• [LISTA DE EXERCÍCIOS]:
1. Resuma em duas frases a notícia sobre os conflitos em terras indígenas.
2. Transcreva literalmente o trecho da notícia sobre os conflitos em terras indígenas, desde "- Há uma decisão" até "durante a reunião.".

┌─ TEXTO

Solução de conflitos em terras indígenas terá maior presença do governo, garante Ministro da Justiça

Elina Rodrigues Pozzebom | 21/11/2013, 18h10

Para tentar resolver os conflitos entre índios e produtores rurais envolvendo a demarcação de terras indígenas, o governo federal está disposto a direcionar recursos especificamente para este fim por meio de um fundo, além de aumentar a transparência nos processos e a capacidade de intermediação do Ministério da Justiça nas disputas.

Foi o que afirmou o ministro José Eduardo Cardozo, em audiência publica da Comissão de Agricultura e Reforma Agrária, nesta quinta-feira (21).

- Há uma decisão política de se fazer isso. Estamos em conjunto com o Planejamento, a Secretaria Geral da Presidência e AGU [Advocacia-Geral da União] discutindo a melhor maneira de fazer – disse.

Por meio de um novo fundo, a ser criado e ainda sem dotação de verba prevista, a União poderá destinar recursos aos estados para indenizar os produtores rurais que precisarem ser deslocados de suas propriedades – pela terra e pelas benfeitorias – ou para a aquisição de territórios estaduais a ser transformados em reservas indígenas, detalhou o ministro durante a reunião.

└─
┌─ INFORMAÇÕES EXTRAÍDAS

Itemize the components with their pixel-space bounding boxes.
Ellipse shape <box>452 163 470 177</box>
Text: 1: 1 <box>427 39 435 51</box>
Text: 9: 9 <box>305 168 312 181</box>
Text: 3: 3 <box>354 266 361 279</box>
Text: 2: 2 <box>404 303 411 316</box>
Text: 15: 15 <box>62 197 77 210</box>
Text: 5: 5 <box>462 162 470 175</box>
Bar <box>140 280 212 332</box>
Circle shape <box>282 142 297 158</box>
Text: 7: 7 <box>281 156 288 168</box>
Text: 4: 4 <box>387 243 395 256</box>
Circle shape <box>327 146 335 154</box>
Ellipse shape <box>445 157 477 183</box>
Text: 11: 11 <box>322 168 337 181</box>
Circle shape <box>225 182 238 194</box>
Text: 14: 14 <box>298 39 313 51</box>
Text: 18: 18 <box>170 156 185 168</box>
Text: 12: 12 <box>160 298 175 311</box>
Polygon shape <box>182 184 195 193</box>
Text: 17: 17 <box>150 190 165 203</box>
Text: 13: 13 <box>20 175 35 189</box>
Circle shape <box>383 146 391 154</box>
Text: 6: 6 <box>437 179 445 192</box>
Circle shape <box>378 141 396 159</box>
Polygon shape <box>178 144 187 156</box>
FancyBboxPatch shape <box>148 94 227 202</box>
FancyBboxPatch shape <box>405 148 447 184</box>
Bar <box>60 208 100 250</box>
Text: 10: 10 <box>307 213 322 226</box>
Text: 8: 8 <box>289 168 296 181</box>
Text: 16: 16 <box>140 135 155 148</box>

└─
┌─ INFORMAÇÕES EXTRAÍDAS

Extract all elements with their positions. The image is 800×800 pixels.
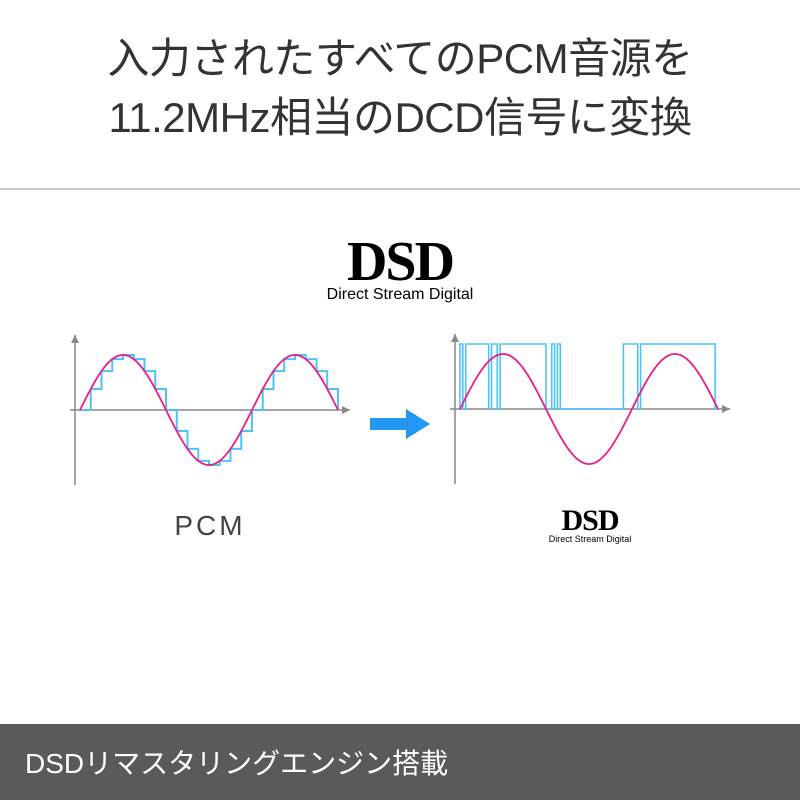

└─

• [RESPOSTAS]:
1. Segundo o ministro José Eduardo Cardozo, em audiência pública da Comissão de Agricultura e Reforma Agrária, o governo federal está disposto a destinar recursos por meio de um fundo, aumentar a transparência nos processos e ampliar a intermediação do Ministério da Justiça para resolver os conflitos entre índios e produtores rurais na demarcação de terras indígenas. Com esse novo fundo, ainda sem verba prevista, a União poderá repassar recursos aos estados para indenizar produtores rurais deslocados de suas propriedades ou adquirir territórios estaduais a ser transformados em reservas indígenas.

2.
- Há uma decisão política de se fazer isso. Estamos em conjunto com o Planejamento, a Secretaria Geral da Presidência e AGU [Advocacia-Geral da União] discutindo a melhor maneira de fazer – disse.

Por meio de um novo fundo, a ser criado e ainda sem dotação de verba prevista, a União poderá destinar recursos aos estados para indenizar os produtores rurais que precisarem ser deslocados de suas propriedades – pela terra e pelas benfeitorias – ou para a aquisição de territórios estaduais a ser transformados em reservas indígenas, detalhou o ministro durante a reunião.